Record set:
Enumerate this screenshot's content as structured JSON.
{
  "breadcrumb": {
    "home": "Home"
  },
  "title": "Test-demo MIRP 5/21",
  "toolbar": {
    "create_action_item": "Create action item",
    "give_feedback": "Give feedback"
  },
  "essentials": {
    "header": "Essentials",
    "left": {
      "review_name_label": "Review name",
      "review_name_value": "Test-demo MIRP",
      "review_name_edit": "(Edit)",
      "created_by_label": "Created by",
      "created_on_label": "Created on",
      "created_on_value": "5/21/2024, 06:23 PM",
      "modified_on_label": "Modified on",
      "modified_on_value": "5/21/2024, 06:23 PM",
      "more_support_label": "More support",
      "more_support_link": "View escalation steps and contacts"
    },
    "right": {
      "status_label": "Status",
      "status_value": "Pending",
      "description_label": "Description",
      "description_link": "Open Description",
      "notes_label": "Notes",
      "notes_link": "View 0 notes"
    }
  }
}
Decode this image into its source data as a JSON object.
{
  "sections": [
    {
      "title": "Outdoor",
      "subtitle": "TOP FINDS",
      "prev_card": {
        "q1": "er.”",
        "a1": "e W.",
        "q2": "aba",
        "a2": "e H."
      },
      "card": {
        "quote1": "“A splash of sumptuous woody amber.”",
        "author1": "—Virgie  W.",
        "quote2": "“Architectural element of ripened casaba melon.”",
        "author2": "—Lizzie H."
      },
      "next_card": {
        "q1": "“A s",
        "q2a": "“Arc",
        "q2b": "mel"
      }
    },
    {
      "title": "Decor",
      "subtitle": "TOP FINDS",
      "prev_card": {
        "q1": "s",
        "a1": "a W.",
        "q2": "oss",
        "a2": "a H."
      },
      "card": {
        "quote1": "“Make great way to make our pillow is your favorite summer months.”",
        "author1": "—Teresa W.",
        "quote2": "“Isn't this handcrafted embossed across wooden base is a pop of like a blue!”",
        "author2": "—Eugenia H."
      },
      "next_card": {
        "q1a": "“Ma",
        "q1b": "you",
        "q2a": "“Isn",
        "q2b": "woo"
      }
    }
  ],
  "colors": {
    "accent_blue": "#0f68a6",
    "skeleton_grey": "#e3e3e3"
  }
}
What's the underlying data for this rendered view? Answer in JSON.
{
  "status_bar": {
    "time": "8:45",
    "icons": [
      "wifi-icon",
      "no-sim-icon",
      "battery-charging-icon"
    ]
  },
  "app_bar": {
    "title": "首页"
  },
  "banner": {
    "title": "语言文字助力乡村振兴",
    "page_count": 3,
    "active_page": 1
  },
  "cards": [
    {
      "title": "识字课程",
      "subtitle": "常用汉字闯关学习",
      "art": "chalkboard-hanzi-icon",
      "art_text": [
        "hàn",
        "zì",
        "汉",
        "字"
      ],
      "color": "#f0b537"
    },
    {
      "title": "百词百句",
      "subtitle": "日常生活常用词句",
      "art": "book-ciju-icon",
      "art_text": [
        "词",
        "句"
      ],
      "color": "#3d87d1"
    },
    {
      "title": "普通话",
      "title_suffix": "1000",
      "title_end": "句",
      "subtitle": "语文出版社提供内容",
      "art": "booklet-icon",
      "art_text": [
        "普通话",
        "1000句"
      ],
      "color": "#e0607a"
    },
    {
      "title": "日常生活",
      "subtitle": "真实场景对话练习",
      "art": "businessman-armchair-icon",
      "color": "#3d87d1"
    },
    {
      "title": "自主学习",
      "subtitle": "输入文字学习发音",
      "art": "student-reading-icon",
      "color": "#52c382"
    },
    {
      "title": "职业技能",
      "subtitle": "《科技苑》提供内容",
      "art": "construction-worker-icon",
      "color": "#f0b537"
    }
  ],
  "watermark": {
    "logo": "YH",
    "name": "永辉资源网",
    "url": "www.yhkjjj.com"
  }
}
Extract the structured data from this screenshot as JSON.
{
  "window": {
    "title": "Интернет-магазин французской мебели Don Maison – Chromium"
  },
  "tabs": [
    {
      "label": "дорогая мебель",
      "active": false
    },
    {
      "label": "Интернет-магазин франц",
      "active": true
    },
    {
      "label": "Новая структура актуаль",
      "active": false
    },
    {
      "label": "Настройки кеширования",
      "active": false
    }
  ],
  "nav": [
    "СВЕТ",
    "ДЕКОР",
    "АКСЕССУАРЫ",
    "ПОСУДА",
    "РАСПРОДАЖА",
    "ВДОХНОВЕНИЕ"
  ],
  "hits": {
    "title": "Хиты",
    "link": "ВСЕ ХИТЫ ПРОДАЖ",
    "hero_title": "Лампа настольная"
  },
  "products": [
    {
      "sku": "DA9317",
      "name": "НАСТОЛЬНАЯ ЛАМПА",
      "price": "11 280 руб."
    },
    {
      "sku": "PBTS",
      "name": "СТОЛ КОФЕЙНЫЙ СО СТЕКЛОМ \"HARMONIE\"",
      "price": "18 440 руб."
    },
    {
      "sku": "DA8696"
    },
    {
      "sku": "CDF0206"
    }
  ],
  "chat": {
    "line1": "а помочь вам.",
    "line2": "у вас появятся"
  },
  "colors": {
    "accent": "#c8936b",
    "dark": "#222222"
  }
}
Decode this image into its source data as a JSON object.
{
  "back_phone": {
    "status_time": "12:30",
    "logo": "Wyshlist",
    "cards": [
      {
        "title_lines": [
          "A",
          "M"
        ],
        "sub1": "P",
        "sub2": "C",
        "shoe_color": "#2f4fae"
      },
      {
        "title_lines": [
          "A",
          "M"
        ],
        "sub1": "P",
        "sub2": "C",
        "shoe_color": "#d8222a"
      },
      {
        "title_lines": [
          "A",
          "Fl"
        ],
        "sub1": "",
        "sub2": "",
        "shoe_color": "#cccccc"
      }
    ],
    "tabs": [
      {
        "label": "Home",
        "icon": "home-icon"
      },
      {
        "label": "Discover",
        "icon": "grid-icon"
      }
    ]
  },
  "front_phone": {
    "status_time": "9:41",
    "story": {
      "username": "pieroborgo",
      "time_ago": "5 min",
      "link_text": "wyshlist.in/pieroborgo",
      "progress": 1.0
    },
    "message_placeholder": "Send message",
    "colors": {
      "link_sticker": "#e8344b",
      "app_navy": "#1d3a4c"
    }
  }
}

Work to complete: Transcribe the whole listing exactly.

Task output:
Enumerate this screenshot's content as structured JSON.
{
  "breadcrumb": {
    "home": "Home"
  },
  "title": "Test-demo MIRP 5/21",
  "toolbar": {
    "create_action_item": "Create action item",
    "give_feedback": "Give feedback"
  },
  "essentials": {
    "header": "Essentials",
    "left": {
      "review_name_label": "Review name",
      "review_name_value": "Test-demo MIRP",
      "review_name_edit": "(Edit)",
      "created_by_label": "Created by",
      "created_on_label": "Created on",
      "created_on_value": "5/21/2024, 06:23 PM",
      "modified_on_label": "Modified on",
      "modified_on_value": "5/21/2024, 06:23 PM",
      "more_support_label": "More support",
      "more_support_link": "View escalation steps and contacts"
    },
    "right": {
      "status_label": "Status",
      "status_value": "Pending",
      "description_label": "Description",
      "description_link": "Open Description",
      "notes_label": "Notes",
      "notes_link": "View 0 notes"
    }
  }
}
Decode this image into its source data as a JSON object.
{
  "sections": [
    {
      "title": "Outdoor",
      "subtitle": "TOP FINDS",
      "prev_card": {
        "q1": "er.”",
        "a1": "e W.",
        "q2": "aba",
        "a2": "e H."
      },
      "card": {
        "quote1": "“A splash of sumptuous woody amber.”",
        "author1": "—Virgie  W.",
        "quote2": "“Architectural element of ripened casaba melon.”",
        "author2": "—Lizzie H."
      },
      "next_card": {
        "q1": "“A s",
        "q2a": "“Arc",
        "q2b": "mel"
      }
    },
    {
      "title": "Decor",
      "subtitle": "TOP FINDS",
      "prev_card": {
        "q1": "s",
        "a1": "a W.",
        "q2": "oss",
        "a2": "a H."
      },
      "card": {
        "quote1": "“Make great way to make our pillow is your favorite summer months.”",
        "author1": "—Teresa W.",
        "quote2": "“Isn't this handcrafted embossed across wooden base is a pop of like a blue!”",
        "author2": "—Eugenia H."
      },
      "next_card": {
        "q1a": "“Ma",
        "q1b": "you",
        "q2a": "“Isn",
        "q2b": "woo"
      }
    }
  ],
  "colors": {
    "accent_blue": "#0f68a6",
    "skeleton_grey": "#e3e3e3"
  }
}
What's the underlying data for this rendered view? Answer in JSON.
{
  "status_bar": {
    "time": "8:45",
    "icons": [
      "wifi-icon",
      "no-sim-icon",
      "battery-charging-icon"
    ]
  },
  "app_bar": {
    "title": "首页"
  },
  "banner": {
    "title": "语言文字助力乡村振兴",
    "page_count": 3,
    "active_page": 1
  },
  "cards": [
    {
      "title": "识字课程",
      "subtitle": "常用汉字闯关学习",
      "art": "chalkboard-hanzi-icon",
      "art_text": [
        "hàn",
        "zì",
        "汉",
        "字"
      ],
      "color": "#f0b537"
    },
    {
      "title": "百词百句",
      "subtitle": "日常生活常用词句",
      "art": "book-ciju-icon",
      "art_text": [
        "词",
        "句"
      ],
      "color": "#3d87d1"
    },
    {
      "title": "普通话",
      "title_suffix": "1000",
      "title_end": "句",
      "subtitle": "语文出版社提供内容",
      "art": "booklet-icon",
      "art_text": [
        "普通话",
        "1000句"
      ],
      "color": "#e0607a"
    },
    {
      "title": "日常生活",
      "subtitle": "真实场景对话练习",
      "art": "businessman-armchair-icon",
      "color": "#3d87d1"
    },
    {
      "title": "自主学习",
      "subtitle": "输入文字学习发音",
      "art": "student-reading-icon",
      "color": "#52c382"
    },
    {
      "title": "职业技能",
      "subtitle": "《科技苑》提供内容",
      "art": "construction-worker-icon",
      "color": "#f0b537"
    }
  ],
  "watermark": {
    "logo": "YH",
    "name": "永辉资源网",
    "url": "www.yhkjjj.com"
  }
}
Extract the structured data from this screenshot as JSON.
{
  "window": {
    "title": "Интернет-магазин французской мебели Don Maison – Chromium"
  },
  "tabs": [
    {
      "label": "дорогая мебель",
      "active": false
    },
    {
      "label": "Интернет-магазин франц",
      "active": true
    },
    {
      "label": "Новая структура актуаль",
      "active": false
    },
    {
      "label": "Настройки кеширования",
      "active": false
    }
  ],
  "nav": [
    "СВЕТ",
    "ДЕКОР",
    "АКСЕССУАРЫ",
    "ПОСУДА",
    "РАСПРОДАЖА",
    "ВДОХНОВЕНИЕ"
  ],
  "hits": {
    "title": "Хиты",
    "link": "ВСЕ ХИТЫ ПРОДАЖ",
    "hero_title": "Лампа настольная"
  },
  "products": [
    {
      "sku": "DA9317",
      "name": "НАСТОЛЬНАЯ ЛАМПА",
      "price": "11 280 руб."
    },
    {
      "sku": "PBTS",
      "name": "СТОЛ КОФЕЙНЫЙ СО СТЕКЛОМ \"HARMONIE\"",
      "price": "18 440 руб."
    },
    {
      "sku": "DA8696"
    },
    {
      "sku": "CDF0206"
    }
  ],
  "chat": {
    "line1": "а помочь вам.",
    "line2": "у вас появятся"
  },
  "colors": {
    "accent": "#c8936b",
    "dark": "#222222"
  }
}
Decode this image into its source data as a JSON object.
{
  "back_phone": {
    "status_time": "12:30",
    "logo": "Wyshlist",
    "cards": [
      {
        "title_lines": [
          "A",
          "M"
        ],
        "sub1": "P",
        "sub2": "C",
        "shoe_color": "#2f4fae"
      },
      {
        "title_lines": [
          "A",
          "M"
        ],
        "sub1": "P",
        "sub2": "C",
        "shoe_color": "#d8222a"
      },
      {
        "title_lines": [
          "A",
          "Fl"
        ],
        "sub1": "",
        "sub2": "",
        "shoe_color": "#cccccc"
      }
    ],
    "tabs": [
      {
        "label": "Home",
        "icon": "home-icon"
      },
      {
        "label": "Discover",
        "icon": "grid-icon"
      }
    ]
  },
  "front_phone": {
    "status_time": "9:41",
    "story": {
      "username": "pieroborgo",
      "time_ago": "5 min",
      "link_text": "wyshlist.in/pieroborgo",
      "progress": 1.0
    },
    "message_placeholder": "Send message",
    "colors": {
      "link_sticker": "#e8344b",
      "app_navy": "#1d3a4c"
    }
  }
}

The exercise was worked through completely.